What needs to be done:
Copy the entries below exactly. Images do not belong in the copy.

━━━━━ Information provided ━━━━━

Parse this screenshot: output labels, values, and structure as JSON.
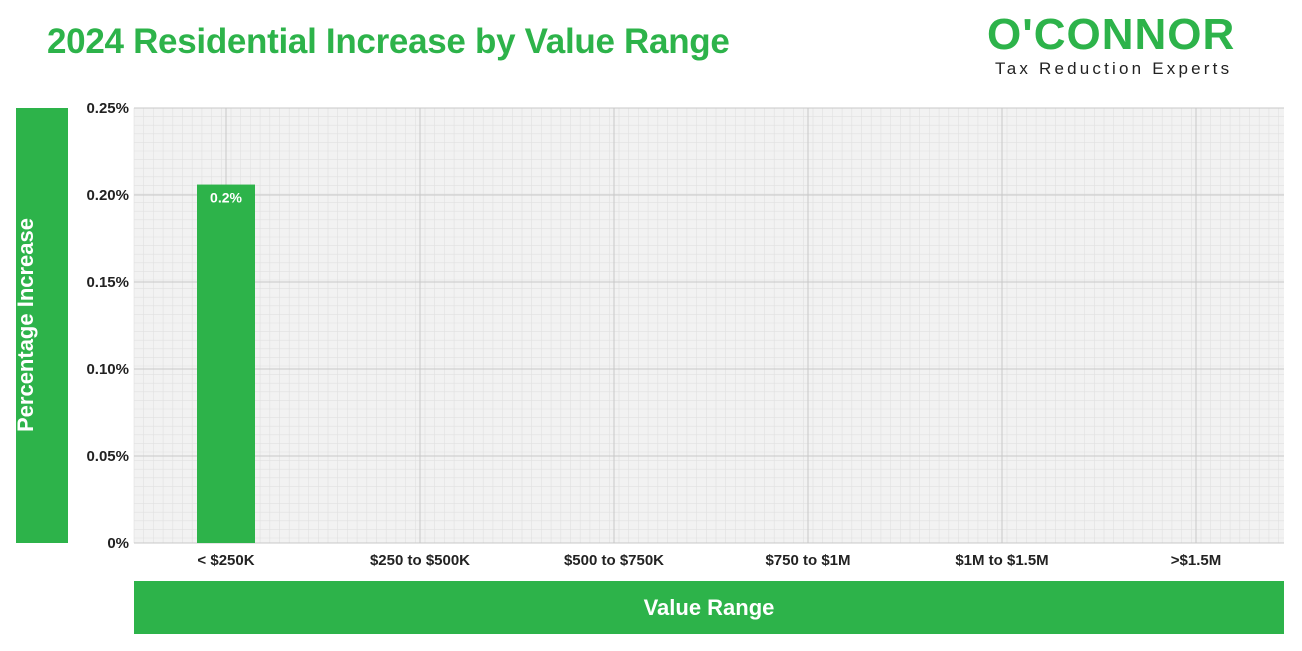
{
  "chart_data": {
    "type": "bar",
    "title": "2024 Residential Increase by Value Range",
    "xlabel": "Value Range",
    "ylabel": "Percentage Increase",
    "categories": [
      "< $250K",
      "$250 to $500K",
      "$500 to $750K",
      "$750 to $1M",
      "$1M to $1.5M",
      ">$1.5M"
    ],
    "values": [
      0.206,
      null,
      null,
      null,
      null,
      null
    ],
    "data_labels": [
      "0.2%",
      "",
      "",
      "",
      "",
      ""
    ],
    "ylim": [
      0,
      0.25
    ],
    "yticks": [
      0,
      0.05,
      0.1,
      0.15,
      0.2,
      0.25
    ],
    "ytick_labels": [
      "0%",
      "0.05%",
      "0.10%",
      "0.15%",
      "0.20%",
      "0.25%"
    ],
    "grid": true,
    "legend": "none",
    "bar_color": "#2db34a"
  },
  "logo": {
    "name": "O'CONNOR",
    "tagline": "Tax Reduction Experts"
  },
  "colors": {
    "accent": "#2db34a",
    "plot_background": "#f2f2f2",
    "grid_major": "#c8c8c8",
    "grid_minor": "#e0e0e0"
  }
}
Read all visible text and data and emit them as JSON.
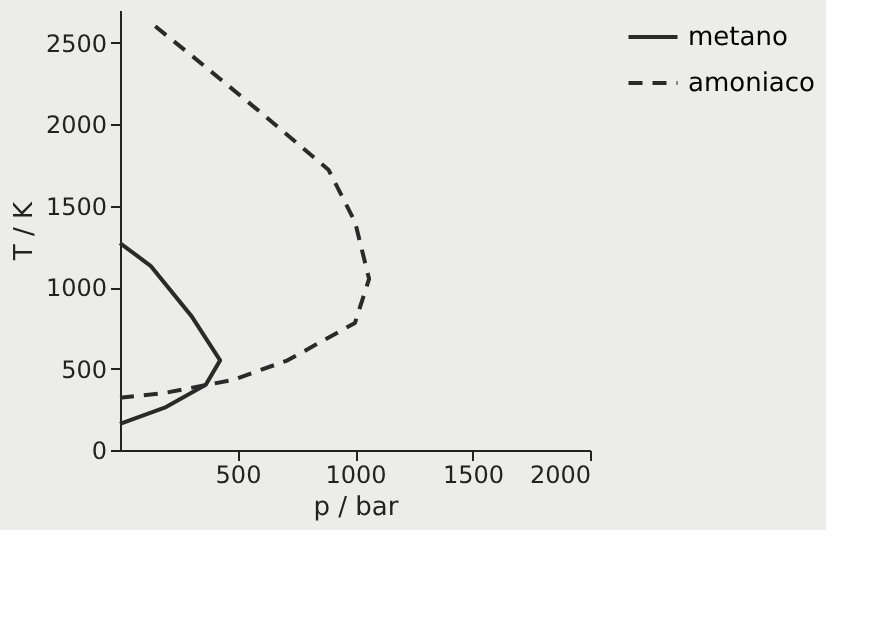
{
  "chart_data": {
    "type": "line",
    "xlabel": "p / bar",
    "ylabel": "T / K",
    "xlim": [
      0,
      2000
    ],
    "xticks": [
      500,
      1000,
      1500,
      2000
    ],
    "ylim": [
      0,
      2700
    ],
    "yticks": [
      0,
      500,
      1000,
      1500,
      2000,
      2500
    ],
    "grid": false,
    "legend": "right",
    "marker": "none",
    "series": [
      {
        "name": "metano",
        "color": "#2a2a2a",
        "line_style": "solid",
        "x": [
          0,
          130,
          305,
          426,
          365,
          190,
          0
        ],
        "values": [
          1270,
          1130,
          820,
          550,
          400,
          260,
          160
        ]
      },
      {
        "name": "amoniaco",
        "color": "#2a2a2a",
        "line_style": "dashed",
        "x": [
          150,
          305,
          600,
          887,
          1000,
          1060,
          1000,
          713,
          480,
          190,
          0
        ],
        "values": [
          2600,
          2420,
          2070,
          1720,
          1400,
          1050,
          780,
          550,
          430,
          350,
          320
        ]
      }
    ]
  }
}
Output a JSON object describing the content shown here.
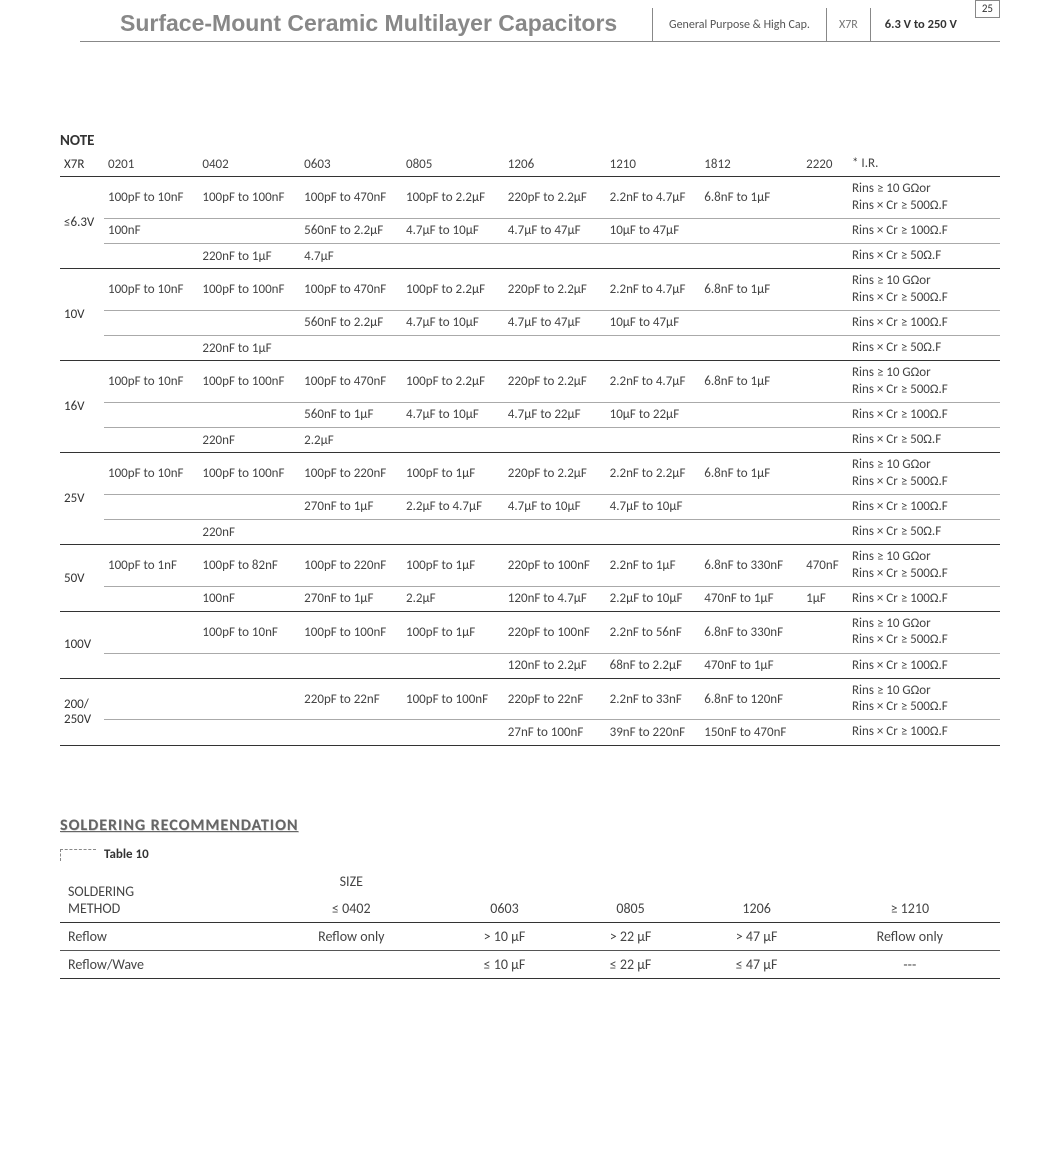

━━━━━

The answer:
Parse this screenshot: output labels, values, and structure as JSON.
{
  "chart_data": {
    "type": "bar",
    "title": "2024 Residential Increase by Value Range",
    "xlabel": "Value Range",
    "ylabel": "Percentage Increase",
    "categories": [
      "< $250K",
      "$250 to $500K",
      "$500 to $750K",
      "$750 to $1M",
      "$1M to $1.5M",
      ">$1.5M"
    ],
    "values": [
      0.206,
      null,
      null,
      null,
      null,
      null
    ],
    "data_labels": [
      "0.2%",
      "",
      "",
      "",
      "",
      ""
    ],
    "ylim": [
      0,
      0.25
    ],
    "yticks": [
      0,
      0.05,
      0.1,
      0.15,
      0.2,
      0.25
    ],
    "ytick_labels": [
      "0%",
      "0.05%",
      "0.10%",
      "0.15%",
      "0.20%",
      "0.25%"
    ],
    "grid": true,
    "legend": "none",
    "bar_color": "#2db34a"
  },
  "logo": {
    "name": "O'CONNOR",
    "tagline": "Tax Reduction Experts"
  },
  "colors": {
    "accent": "#2db34a",
    "plot_background": "#f2f2f2",
    "grid_major": "#c8c8c8",
    "grid_minor": "#e0e0e0"
  }
}
Read all visible text and data and emit them as JSON.
{
  "chart_data": {
    "type": "line",
    "xlabel": "p / bar",
    "ylabel": "T / K",
    "xlim": [
      0,
      2000
    ],
    "xticks": [
      500,
      1000,
      1500,
      2000
    ],
    "ylim": [
      0,
      2700
    ],
    "yticks": [
      0,
      500,
      1000,
      1500,
      2000,
      2500
    ],
    "grid": false,
    "legend": "right",
    "marker": "none",
    "series": [
      {
        "name": "metano",
        "color": "#2a2a2a",
        "line_style": "solid",
        "x": [
          0,
          130,
          305,
          426,
          365,
          190,
          0
        ],
        "values": [
          1270,
          1130,
          820,
          550,
          400,
          260,
          160
        ]
      },
      {
        "name": "amoniaco",
        "color": "#2a2a2a",
        "line_style": "dashed",
        "x": [
          150,
          305,
          600,
          887,
          1000,
          1060,
          1000,
          713,
          480,
          190,
          0
        ],
        "values": [
          2600,
          2420,
          2070,
          1720,
          1400,
          1050,
          780,
          550,
          430,
          350,
          320
        ]
      }
    ]
  }
}
Output a JSON object describing the content shown here.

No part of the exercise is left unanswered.